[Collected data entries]
>> begin
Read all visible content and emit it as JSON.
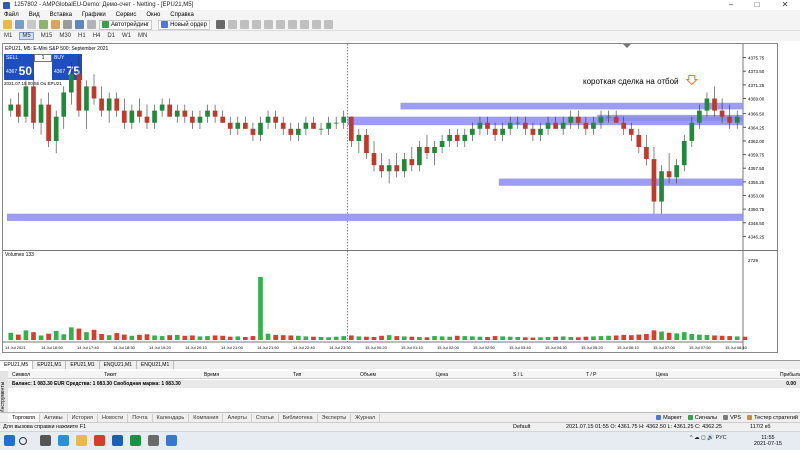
{
  "window": {
    "title": "1257802 - AMPGlobalEU-Demo: Демо-счет - Netting - [EPU21,M5]",
    "controls": [
      "–",
      "□",
      "✕"
    ]
  },
  "menu": [
    "Файл",
    "Вид",
    "Вставка",
    "Графики",
    "Сервис",
    "Окно",
    "Справка"
  ],
  "toolbar": {
    "autotrade_label": "Автотрейдинг",
    "neworder_label": "Новый ордер"
  },
  "timeframes": [
    {
      "label": "M1",
      "active": false
    },
    {
      "label": "M5",
      "active": true
    },
    {
      "label": "M15",
      "active": false
    },
    {
      "label": "M30",
      "active": false
    },
    {
      "label": "H1",
      "active": false
    },
    {
      "label": "H4",
      "active": false
    },
    {
      "label": "D1",
      "active": false
    },
    {
      "label": "W1",
      "active": false
    },
    {
      "label": "MN",
      "active": false
    }
  ],
  "chart": {
    "header": "EPU21, M5:  E-Mini S&P 500: September 2021",
    "subheader": "2021.07.15 00:55 Ou EPU21",
    "sell": {
      "label": "SELL",
      "small": "4367",
      "big": "50"
    },
    "buy": {
      "label": "BUY",
      "small": "4367",
      "big": "75"
    },
    "lot": "1",
    "annotation": "короткая сделка на отбой",
    "volume_label": "Volumes 133",
    "volume_axis_top": "2729",
    "price_ticks": [
      "4375.75",
      "4373.50",
      "4371.25",
      "4369.00",
      "4366.50",
      "4364.25",
      "4362.00",
      "4359.75",
      "4357.50",
      "4355.25",
      "4353.00",
      "4350.75",
      "4348.50",
      "4346.25"
    ],
    "time_ticks": [
      "14 Jul 2021",
      "14 Jul 16:50",
      "14 Jul 17:40",
      "14 Jul 18:30",
      "14 Jul 19:20",
      "14 Jul 20:10",
      "14 Jul 21:00",
      "14 Jul 21:50",
      "14 Jul 22:40",
      "14 Jul 23:30",
      "15 Jul 00:20",
      "15 Jul 01:10",
      "15 Jul 02:00",
      "15 Jul 02:50",
      "15 Jul 03:40",
      "15 Jul 04:30",
      "15 Jul 05:20",
      "15 Jul 06:10",
      "15 Jul 07:00",
      "15 Jul 07:50",
      "15 Jul 08:40"
    ]
  },
  "chart_data": {
    "type": "candlestick",
    "ylim": [
      4345,
      4377
    ],
    "zones": [
      {
        "x0": 52,
        "x1": 104,
        "y0": 4367.2,
        "y1": 4368.3
      },
      {
        "x0": 45,
        "x1": 104,
        "y0": 4364.6,
        "y1": 4366.0
      },
      {
        "x0": 78,
        "x1": 104,
        "y0": 4365.3,
        "y1": 4366.3
      },
      {
        "x0": 65,
        "x1": 104,
        "y0": 4354.6,
        "y1": 4355.8
      },
      {
        "x0": 0,
        "x1": 104,
        "y0": 4348.8,
        "y1": 4350.0
      }
    ],
    "candles": [
      [
        4367,
        4369,
        4366,
        4368
      ],
      [
        4368,
        4370,
        4365,
        4366
      ],
      [
        4366,
        4372,
        4365,
        4371
      ],
      [
        4371,
        4373,
        4364,
        4365
      ],
      [
        4365,
        4369,
        4363,
        4368
      ],
      [
        4368,
        4370,
        4361,
        4362
      ],
      [
        4362,
        4367,
        4360,
        4366
      ],
      [
        4366,
        4371,
        4364,
        4370
      ],
      [
        4370,
        4375,
        4368,
        4373
      ],
      [
        4373,
        4376,
        4366,
        4367
      ],
      [
        4367,
        4372,
        4364,
        4371
      ],
      [
        4371,
        4373,
        4368,
        4369
      ],
      [
        4369,
        4371,
        4366,
        4367
      ],
      [
        4367,
        4370,
        4365,
        4369
      ],
      [
        4369,
        4370,
        4366,
        4367
      ],
      [
        4367,
        4369,
        4364,
        4365
      ],
      [
        4365,
        4368,
        4364,
        4367
      ],
      [
        4367,
        4369,
        4365,
        4366
      ],
      [
        4366,
        4368,
        4364,
        4365
      ],
      [
        4365,
        4368,
        4364,
        4367
      ],
      [
        4367,
        4369,
        4366,
        4368
      ],
      [
        4368,
        4369,
        4366,
        4366
      ],
      [
        4366,
        4368,
        4365,
        4367
      ],
      [
        4367,
        4368,
        4365,
        4366
      ],
      [
        4366,
        4367,
        4364,
        4365
      ],
      [
        4365,
        4367,
        4364,
        4366
      ],
      [
        4366,
        4368,
        4365,
        4367
      ],
      [
        4367,
        4368,
        4365,
        4366
      ],
      [
        4366,
        4367,
        4365,
        4365
      ],
      [
        4365,
        4366,
        4363,
        4364
      ],
      [
        4364,
        4366,
        4363,
        4365
      ],
      [
        4365,
        4366,
        4364,
        4364
      ],
      [
        4364,
        4365,
        4362,
        4363
      ],
      [
        4363,
        4366,
        4362,
        4365
      ],
      [
        4365,
        4367,
        4364,
        4366
      ],
      [
        4366,
        4367,
        4364,
        4365
      ],
      [
        4365,
        4366,
        4363,
        4364
      ],
      [
        4364,
        4365,
        4362,
        4363
      ],
      [
        4363,
        4365,
        4362,
        4364
      ],
      [
        4364,
        4366,
        4363,
        4365
      ],
      [
        4365,
        4366,
        4364,
        4364
      ],
      [
        4364,
        4365,
        4363,
        4364
      ],
      [
        4364,
        4366,
        4363,
        4365
      ],
      [
        4365,
        4366,
        4364,
        4365
      ],
      [
        4365,
        4367,
        4364,
        4366
      ],
      [
        4366,
        4366,
        4361,
        4362
      ],
      [
        4362,
        4364,
        4360,
        4363
      ],
      [
        4363,
        4364,
        4359,
        4360
      ],
      [
        4360,
        4362,
        4357,
        4358
      ],
      [
        4358,
        4360,
        4356,
        4357
      ],
      [
        4357,
        4359,
        4355,
        4358
      ],
      [
        4358,
        4360,
        4356,
        4357
      ],
      [
        4357,
        4360,
        4356,
        4359
      ],
      [
        4359,
        4361,
        4357,
        4358
      ],
      [
        4358,
        4362,
        4357,
        4361
      ],
      [
        4361,
        4363,
        4359,
        4360
      ],
      [
        4360,
        4362,
        4358,
        4361
      ],
      [
        4361,
        4363,
        4360,
        4362
      ],
      [
        4362,
        4364,
        4361,
        4363
      ],
      [
        4363,
        4364,
        4361,
        4362
      ],
      [
        4362,
        4364,
        4361,
        4363
      ],
      [
        4363,
        4365,
        4362,
        4364
      ],
      [
        4364,
        4366,
        4363,
        4365
      ],
      [
        4365,
        4366,
        4363,
        4364
      ],
      [
        4364,
        4365,
        4362,
        4363
      ],
      [
        4363,
        4365,
        4362,
        4364
      ],
      [
        4364,
        4366,
        4363,
        4365
      ],
      [
        4365,
        4366,
        4364,
        4365
      ],
      [
        4365,
        4366,
        4363,
        4364
      ],
      [
        4364,
        4365,
        4362,
        4363
      ],
      [
        4363,
        4365,
        4362,
        4364
      ],
      [
        4364,
        4366,
        4363,
        4365
      ],
      [
        4365,
        4366,
        4364,
        4364
      ],
      [
        4364,
        4366,
        4363,
        4365
      ],
      [
        4365,
        4367,
        4364,
        4366
      ],
      [
        4366,
        4367,
        4364,
        4365
      ],
      [
        4365,
        4366,
        4363,
        4364
      ],
      [
        4364,
        4366,
        4363,
        4365
      ],
      [
        4365,
        4367,
        4364,
        4366
      ],
      [
        4366,
        4367,
        4365,
        4366
      ],
      [
        4366,
        4367,
        4365,
        4365
      ],
      [
        4365,
        4366,
        4363,
        4364
      ],
      [
        4364,
        4365,
        4362,
        4363
      ],
      [
        4363,
        4364,
        4360,
        4361
      ],
      [
        4361,
        4363,
        4358,
        4359
      ],
      [
        4359,
        4361,
        4350,
        4352
      ],
      [
        4352,
        4358,
        4350,
        4357
      ],
      [
        4357,
        4360,
        4355,
        4356
      ],
      [
        4356,
        4359,
        4355,
        4358
      ],
      [
        4358,
        4363,
        4357,
        4362
      ],
      [
        4362,
        4366,
        4361,
        4365
      ],
      [
        4365,
        4368,
        4364,
        4367
      ],
      [
        4367,
        4370,
        4366,
        4369
      ],
      [
        4369,
        4371,
        4366,
        4367
      ],
      [
        4367,
        4369,
        4365,
        4366
      ],
      [
        4366,
        4368,
        4364,
        4365
      ],
      [
        4365,
        4367,
        4364,
        4366
      ]
    ],
    "volumes": [
      240,
      180,
      320,
      260,
      150,
      210,
      300,
      190,
      420,
      380,
      260,
      340,
      200,
      160,
      230,
      180,
      140,
      170,
      190,
      150,
      130,
      160,
      170,
      140,
      150,
      120,
      130,
      150,
      140,
      110,
      120,
      100,
      130,
      520,
      210,
      170,
      160,
      150,
      140,
      120,
      110,
      100,
      90,
      110,
      130,
      150,
      120,
      110,
      100,
      140,
      160,
      130,
      120,
      110,
      100,
      90,
      130,
      120,
      110,
      140,
      130,
      120,
      110,
      100,
      130,
      120,
      110,
      100,
      90,
      80,
      90,
      100,
      110,
      120,
      100,
      90,
      110,
      120,
      130,
      140,
      150,
      170,
      160,
      180,
      200,
      320,
      280,
      240,
      220,
      260,
      200,
      180,
      170,
      150,
      140,
      130,
      120,
      110
    ],
    "vol_max": 2729,
    "volume_spike": {
      "index": 33,
      "value": 2100
    }
  },
  "chart_tabs": [
    "EPU21,M5",
    "EPU21,M1",
    "EPU21,M1",
    "ENQU21,M1",
    "ENQU21,M1"
  ],
  "trade_table": {
    "columns": [
      "Символ",
      "Тикет",
      "Время",
      "Тип",
      "Объем",
      "Цена",
      "S / L",
      "T / P",
      "Цена",
      "Прибыль"
    ],
    "balance": "Баланс: 1 083.30 EUR  Средства: 1 083.30  Свободная маржа: 1 083.30",
    "profit": "0.00",
    "side_label": "Инструменты"
  },
  "toolbox_tabs": [
    "Торговля",
    "Активы",
    "История",
    "Новости",
    "Почта",
    "Календарь",
    "Компания",
    "Алерты",
    "Статьи",
    "Библиотека",
    "Эксперты",
    "Журнал"
  ],
  "toolbox_right": [
    "Маркет",
    "Сигналы",
    "VPS",
    "Тестер стратегий"
  ],
  "status": {
    "help": "Для вызова справки нажмите F1",
    "profile": "Default",
    "ohlc": "2021.07.15 01:55   O: 4361.75   H: 4362.50   L: 4361.25   C: 4362.25",
    "bars": "117/2 кб"
  },
  "taskbar": {
    "tray": "^  ☁  ◻  🔊  РУС",
    "time": "11:55",
    "date": "2021-07-15"
  }
}
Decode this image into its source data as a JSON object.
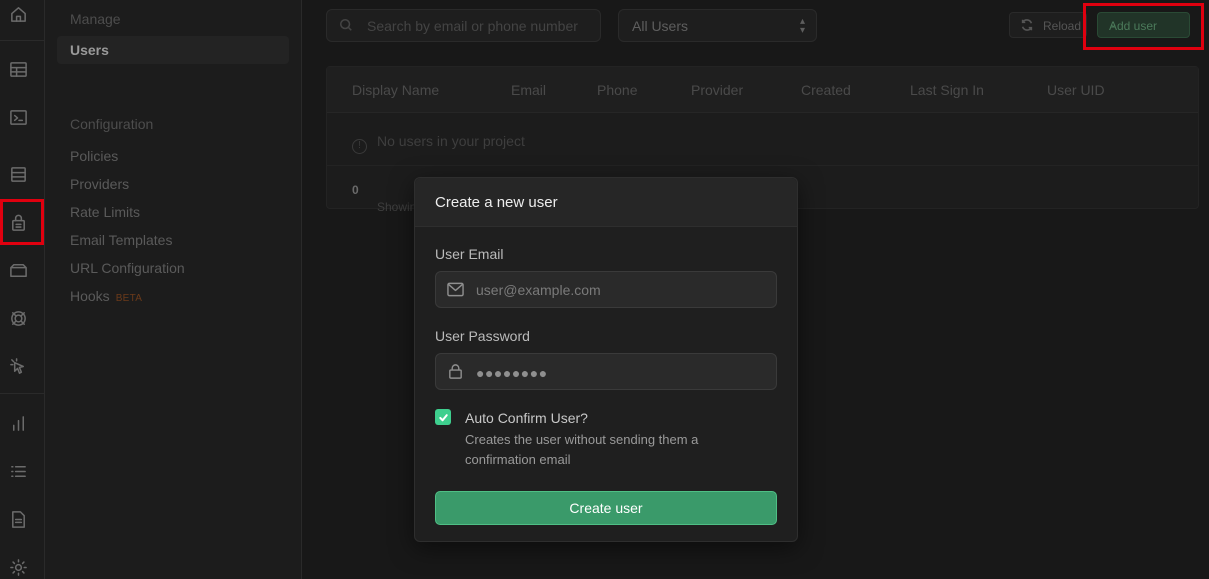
{
  "app": {
    "accent": "#3ecf8e",
    "highlight": "#e0000f"
  },
  "rail": {
    "icons": [
      "home-icon",
      "table-editor-icon",
      "sql-editor-icon",
      "database-icon",
      "auth-icon",
      "storage-icon",
      "realtime-icon",
      "edge-functions-icon",
      "reports-icon",
      "logs-icon",
      "docs-icon",
      "settings-icon"
    ]
  },
  "menu": {
    "manage_heading": "Manage",
    "users": "Users",
    "configuration_heading": "Configuration",
    "items": [
      "Policies",
      "Providers",
      "Rate Limits",
      "Email Templates",
      "URL Configuration",
      "Hooks"
    ],
    "hooks_badge": "BETA"
  },
  "toolbar": {
    "search_placeholder": "Search by email or phone number",
    "filter_value": "All Users",
    "reload_label": "Reload",
    "add_user_label": "Add user"
  },
  "table": {
    "columns": [
      "Display Name",
      "Email",
      "Phone",
      "Provider",
      "Created",
      "Last Sign In",
      "User UID"
    ],
    "empty_message": "No users in your project",
    "footer_prefix": "Showing",
    "footer_count": "0"
  },
  "modal": {
    "title": "Create a new user",
    "email_label": "User Email",
    "email_placeholder": "user@example.com",
    "password_label": "User Password",
    "password_mask": "●●●●●●●●",
    "auto_confirm_label": "Auto Confirm User?",
    "auto_confirm_checked": true,
    "auto_confirm_desc": "Creates the user without sending them a confirmation email",
    "submit_label": "Create user"
  }
}
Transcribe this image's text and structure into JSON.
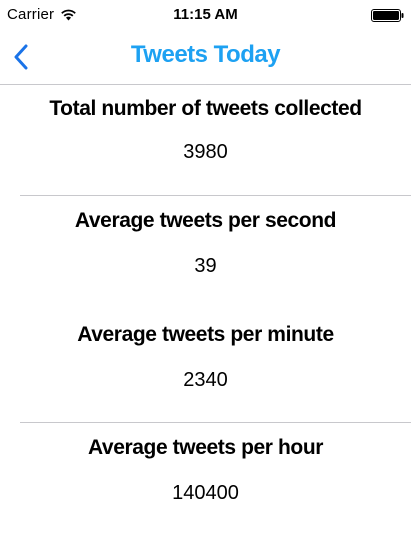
{
  "status_bar": {
    "carrier": "Carrier",
    "time": "11:15 AM",
    "wifi_icon": "wifi-icon",
    "battery_icon": "battery-icon"
  },
  "nav": {
    "title": "Tweets Today",
    "back_icon": "chevron-left-icon"
  },
  "colors": {
    "accent": "#1da1f2",
    "back_button": "#1a73e8",
    "divider": "#c8c8cc",
    "text": "#000000"
  },
  "stats": [
    {
      "label": "Total number of tweets collected",
      "value": "3980"
    },
    {
      "label": "Average tweets per second",
      "value": "39"
    },
    {
      "label": "Average tweets per minute",
      "value": "2340"
    },
    {
      "label": "Average tweets per hour",
      "value": "140400"
    }
  ]
}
>> end
Pick out all lines from the data above in which the word "Average" appears.

      "label": "Average tweets per second",
      "label": "Average tweets per minute",
      "label": "Average tweets per hour",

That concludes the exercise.